LISTED ENTRIES
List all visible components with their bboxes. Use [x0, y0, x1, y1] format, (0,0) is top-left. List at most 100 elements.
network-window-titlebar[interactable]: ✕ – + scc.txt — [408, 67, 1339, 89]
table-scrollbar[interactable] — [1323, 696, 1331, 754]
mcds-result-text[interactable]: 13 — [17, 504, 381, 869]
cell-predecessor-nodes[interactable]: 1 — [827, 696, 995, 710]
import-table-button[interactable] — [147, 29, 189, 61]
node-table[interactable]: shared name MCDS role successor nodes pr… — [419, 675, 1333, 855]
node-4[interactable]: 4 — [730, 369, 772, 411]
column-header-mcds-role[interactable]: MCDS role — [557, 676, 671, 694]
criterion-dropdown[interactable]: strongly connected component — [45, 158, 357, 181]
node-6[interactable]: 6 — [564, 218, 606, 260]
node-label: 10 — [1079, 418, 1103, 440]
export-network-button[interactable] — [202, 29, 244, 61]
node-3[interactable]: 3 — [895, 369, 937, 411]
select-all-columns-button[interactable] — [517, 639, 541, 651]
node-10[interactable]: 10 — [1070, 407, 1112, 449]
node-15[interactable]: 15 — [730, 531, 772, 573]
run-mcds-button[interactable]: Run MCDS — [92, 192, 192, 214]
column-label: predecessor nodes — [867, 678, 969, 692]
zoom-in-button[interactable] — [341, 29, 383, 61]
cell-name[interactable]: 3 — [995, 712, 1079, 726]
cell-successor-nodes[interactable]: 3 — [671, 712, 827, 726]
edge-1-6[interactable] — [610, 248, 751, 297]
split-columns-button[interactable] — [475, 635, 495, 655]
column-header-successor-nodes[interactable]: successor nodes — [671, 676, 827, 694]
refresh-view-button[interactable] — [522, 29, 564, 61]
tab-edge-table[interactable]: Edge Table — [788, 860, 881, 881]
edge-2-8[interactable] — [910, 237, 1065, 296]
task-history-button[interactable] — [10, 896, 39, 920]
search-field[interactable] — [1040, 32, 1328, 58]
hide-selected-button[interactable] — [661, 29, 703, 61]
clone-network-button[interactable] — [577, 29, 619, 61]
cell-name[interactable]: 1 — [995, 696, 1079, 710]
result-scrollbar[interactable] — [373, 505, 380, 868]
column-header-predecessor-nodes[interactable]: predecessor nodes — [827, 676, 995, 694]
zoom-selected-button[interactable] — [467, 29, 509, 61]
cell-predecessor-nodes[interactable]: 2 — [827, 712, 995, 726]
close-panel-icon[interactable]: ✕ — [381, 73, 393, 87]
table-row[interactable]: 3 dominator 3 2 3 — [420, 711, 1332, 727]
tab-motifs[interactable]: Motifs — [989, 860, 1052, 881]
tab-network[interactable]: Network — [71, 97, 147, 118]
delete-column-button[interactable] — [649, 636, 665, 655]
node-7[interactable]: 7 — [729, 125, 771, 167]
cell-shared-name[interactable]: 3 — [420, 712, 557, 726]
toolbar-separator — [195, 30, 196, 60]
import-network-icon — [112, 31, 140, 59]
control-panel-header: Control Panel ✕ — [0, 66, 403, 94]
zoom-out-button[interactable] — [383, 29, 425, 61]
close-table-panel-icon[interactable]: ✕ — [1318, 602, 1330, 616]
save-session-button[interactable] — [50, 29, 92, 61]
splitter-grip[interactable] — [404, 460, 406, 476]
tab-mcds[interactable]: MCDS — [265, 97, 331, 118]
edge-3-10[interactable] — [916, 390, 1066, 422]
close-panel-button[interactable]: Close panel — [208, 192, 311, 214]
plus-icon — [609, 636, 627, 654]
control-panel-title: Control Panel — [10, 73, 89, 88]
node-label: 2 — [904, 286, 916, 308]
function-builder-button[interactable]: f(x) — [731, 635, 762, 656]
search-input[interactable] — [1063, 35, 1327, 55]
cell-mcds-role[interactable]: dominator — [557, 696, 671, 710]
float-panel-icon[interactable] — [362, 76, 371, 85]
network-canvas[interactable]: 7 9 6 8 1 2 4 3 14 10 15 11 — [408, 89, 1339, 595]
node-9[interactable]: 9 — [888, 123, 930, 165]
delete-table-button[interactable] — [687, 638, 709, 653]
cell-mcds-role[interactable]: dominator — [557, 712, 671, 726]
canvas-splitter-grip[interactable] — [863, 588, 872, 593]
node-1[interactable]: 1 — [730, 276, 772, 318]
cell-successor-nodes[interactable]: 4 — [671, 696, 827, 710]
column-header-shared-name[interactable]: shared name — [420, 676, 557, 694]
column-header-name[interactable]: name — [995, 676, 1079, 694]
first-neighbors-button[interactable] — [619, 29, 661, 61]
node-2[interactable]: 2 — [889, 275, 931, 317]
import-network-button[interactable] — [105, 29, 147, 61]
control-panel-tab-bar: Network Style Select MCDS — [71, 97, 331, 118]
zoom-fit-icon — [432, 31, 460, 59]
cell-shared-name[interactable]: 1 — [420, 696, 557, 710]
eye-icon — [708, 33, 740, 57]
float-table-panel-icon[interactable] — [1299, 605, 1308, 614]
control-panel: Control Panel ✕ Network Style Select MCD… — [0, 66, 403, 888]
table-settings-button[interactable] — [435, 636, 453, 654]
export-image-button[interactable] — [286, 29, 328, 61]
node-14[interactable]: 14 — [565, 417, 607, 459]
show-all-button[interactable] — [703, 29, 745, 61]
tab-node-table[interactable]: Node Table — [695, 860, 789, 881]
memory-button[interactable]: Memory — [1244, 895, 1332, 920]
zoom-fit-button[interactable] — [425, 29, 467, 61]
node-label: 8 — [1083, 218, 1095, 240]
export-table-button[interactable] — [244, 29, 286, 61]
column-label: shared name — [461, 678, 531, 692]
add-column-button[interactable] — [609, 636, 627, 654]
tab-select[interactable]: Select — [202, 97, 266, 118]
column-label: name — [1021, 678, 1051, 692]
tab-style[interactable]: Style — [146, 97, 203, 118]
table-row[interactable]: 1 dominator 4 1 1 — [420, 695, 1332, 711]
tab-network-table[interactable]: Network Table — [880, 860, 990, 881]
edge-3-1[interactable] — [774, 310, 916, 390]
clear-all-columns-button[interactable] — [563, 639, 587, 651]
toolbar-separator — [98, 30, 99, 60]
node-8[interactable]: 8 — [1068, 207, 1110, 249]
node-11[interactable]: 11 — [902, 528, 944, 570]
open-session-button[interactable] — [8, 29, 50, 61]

THE TASK
Rewrite the listing above, replacing "strongly connected component" with "weakly connected component" and leaving everything else unchanged.

WORKED ANSWER
List all visible components with their bboxes. Use [x0, y0, x1, y1] format, (0,0) is top-left. List at most 100 elements.
network-window-titlebar[interactable]: ✕ – + scc.txt — [408, 67, 1339, 89]
table-scrollbar[interactable] — [1323, 696, 1331, 754]
mcds-result-text[interactable]: 13 — [17, 504, 381, 869]
cell-predecessor-nodes[interactable]: 1 — [827, 696, 995, 710]
import-table-button[interactable] — [147, 29, 189, 61]
node-table[interactable]: shared name MCDS role successor nodes pr… — [419, 675, 1333, 855]
node-4[interactable]: 4 — [730, 369, 772, 411]
column-header-mcds-role[interactable]: MCDS role — [557, 676, 671, 694]
criterion-dropdown[interactable]: weakly connected component — [45, 158, 357, 181]
node-6[interactable]: 6 — [564, 218, 606, 260]
node-label: 10 — [1079, 418, 1103, 440]
export-network-button[interactable] — [202, 29, 244, 61]
node-3[interactable]: 3 — [895, 369, 937, 411]
select-all-columns-button[interactable] — [517, 639, 541, 651]
node-10[interactable]: 10 — [1070, 407, 1112, 449]
node-15[interactable]: 15 — [730, 531, 772, 573]
run-mcds-button[interactable]: Run MCDS — [92, 192, 192, 214]
column-label: predecessor nodes — [867, 678, 969, 692]
zoom-in-button[interactable] — [341, 29, 383, 61]
cell-name[interactable]: 3 — [995, 712, 1079, 726]
cell-successor-nodes[interactable]: 3 — [671, 712, 827, 726]
edge-1-6[interactable] — [610, 248, 751, 297]
split-columns-button[interactable] — [475, 635, 495, 655]
column-header-successor-nodes[interactable]: successor nodes — [671, 676, 827, 694]
refresh-view-button[interactable] — [522, 29, 564, 61]
tab-edge-table[interactable]: Edge Table — [788, 860, 881, 881]
edge-2-8[interactable] — [910, 237, 1065, 296]
task-history-button[interactable] — [10, 896, 39, 920]
search-field[interactable] — [1040, 32, 1328, 58]
hide-selected-button[interactable] — [661, 29, 703, 61]
clone-network-button[interactable] — [577, 29, 619, 61]
cell-name[interactable]: 1 — [995, 696, 1079, 710]
result-scrollbar[interactable] — [373, 505, 380, 868]
column-header-predecessor-nodes[interactable]: predecessor nodes — [827, 676, 995, 694]
zoom-selected-button[interactable] — [467, 29, 509, 61]
cell-predecessor-nodes[interactable]: 2 — [827, 712, 995, 726]
close-panel-icon[interactable]: ✕ — [381, 73, 393, 87]
table-row[interactable]: 3 dominator 3 2 3 — [420, 711, 1332, 727]
tab-motifs[interactable]: Motifs — [989, 860, 1052, 881]
tab-network[interactable]: Network — [71, 97, 147, 118]
delete-column-button[interactable] — [649, 636, 665, 655]
node-7[interactable]: 7 — [729, 125, 771, 167]
cell-shared-name[interactable]: 3 — [420, 712, 557, 726]
toolbar-separator — [195, 30, 196, 60]
import-network-icon — [112, 31, 140, 59]
control-panel-header: Control Panel ✕ — [0, 66, 403, 94]
zoom-out-button[interactable] — [383, 29, 425, 61]
close-table-panel-icon[interactable]: ✕ — [1318, 602, 1330, 616]
save-session-button[interactable] — [50, 29, 92, 61]
splitter-grip[interactable] — [404, 460, 406, 476]
tab-mcds[interactable]: MCDS — [265, 97, 331, 118]
edge-3-10[interactable] — [916, 390, 1066, 422]
close-panel-button[interactable]: Close panel — [208, 192, 311, 214]
plus-icon — [609, 636, 627, 654]
control-panel-title: Control Panel — [10, 73, 89, 88]
node-label: 2 — [904, 286, 916, 308]
function-builder-button[interactable]: f(x) — [731, 635, 762, 656]
search-input[interactable] — [1063, 35, 1327, 55]
cell-mcds-role[interactable]: dominator — [557, 696, 671, 710]
float-panel-icon[interactable] — [362, 76, 371, 85]
network-canvas[interactable]: 7 9 6 8 1 2 4 3 14 10 15 11 — [408, 89, 1339, 595]
node-9[interactable]: 9 — [888, 123, 930, 165]
delete-table-button[interactable] — [687, 638, 709, 653]
cell-mcds-role[interactable]: dominator — [557, 712, 671, 726]
canvas-splitter-grip[interactable] — [863, 588, 872, 593]
node-1[interactable]: 1 — [730, 276, 772, 318]
cell-successor-nodes[interactable]: 4 — [671, 696, 827, 710]
column-header-shared-name[interactable]: shared name — [420, 676, 557, 694]
column-header-name[interactable]: name — [995, 676, 1079, 694]
first-neighbors-button[interactable] — [619, 29, 661, 61]
node-2[interactable]: 2 — [889, 275, 931, 317]
import-network-button[interactable] — [105, 29, 147, 61]
control-panel-tab-bar: Network Style Select MCDS — [71, 97, 331, 118]
zoom-fit-icon — [432, 31, 460, 59]
cell-shared-name[interactable]: 1 — [420, 696, 557, 710]
eye-icon — [708, 33, 740, 57]
float-table-panel-icon[interactable] — [1299, 605, 1308, 614]
control-panel: Control Panel ✕ Network Style Select MCD… — [0, 66, 403, 888]
table-settings-button[interactable] — [435, 636, 453, 654]
export-image-button[interactable] — [286, 29, 328, 61]
node-14[interactable]: 14 — [565, 417, 607, 459]
show-all-button[interactable] — [703, 29, 745, 61]
tab-node-table[interactable]: Node Table — [695, 860, 789, 881]
memory-button[interactable]: Memory — [1244, 895, 1332, 920]
zoom-fit-button[interactable] — [425, 29, 467, 61]
node-label: 8 — [1083, 218, 1095, 240]
export-table-button[interactable] — [244, 29, 286, 61]
column-label: shared name — [461, 678, 531, 692]
add-column-button[interactable] — [609, 636, 627, 654]
tab-select[interactable]: Select — [202, 97, 266, 118]
column-label: name — [1021, 678, 1051, 692]
tab-style[interactable]: Style — [146, 97, 203, 118]
table-row[interactable]: 1 dominator 4 1 1 — [420, 695, 1332, 711]
tab-network-table[interactable]: Network Table — [880, 860, 990, 881]
edge-3-1[interactable] — [774, 310, 916, 390]
clear-all-columns-button[interactable] — [563, 639, 587, 651]
toolbar-separator — [98, 30, 99, 60]
node-8[interactable]: 8 — [1068, 207, 1110, 249]
node-11[interactable]: 11 — [902, 528, 944, 570]
open-session-button[interactable] — [8, 29, 50, 61]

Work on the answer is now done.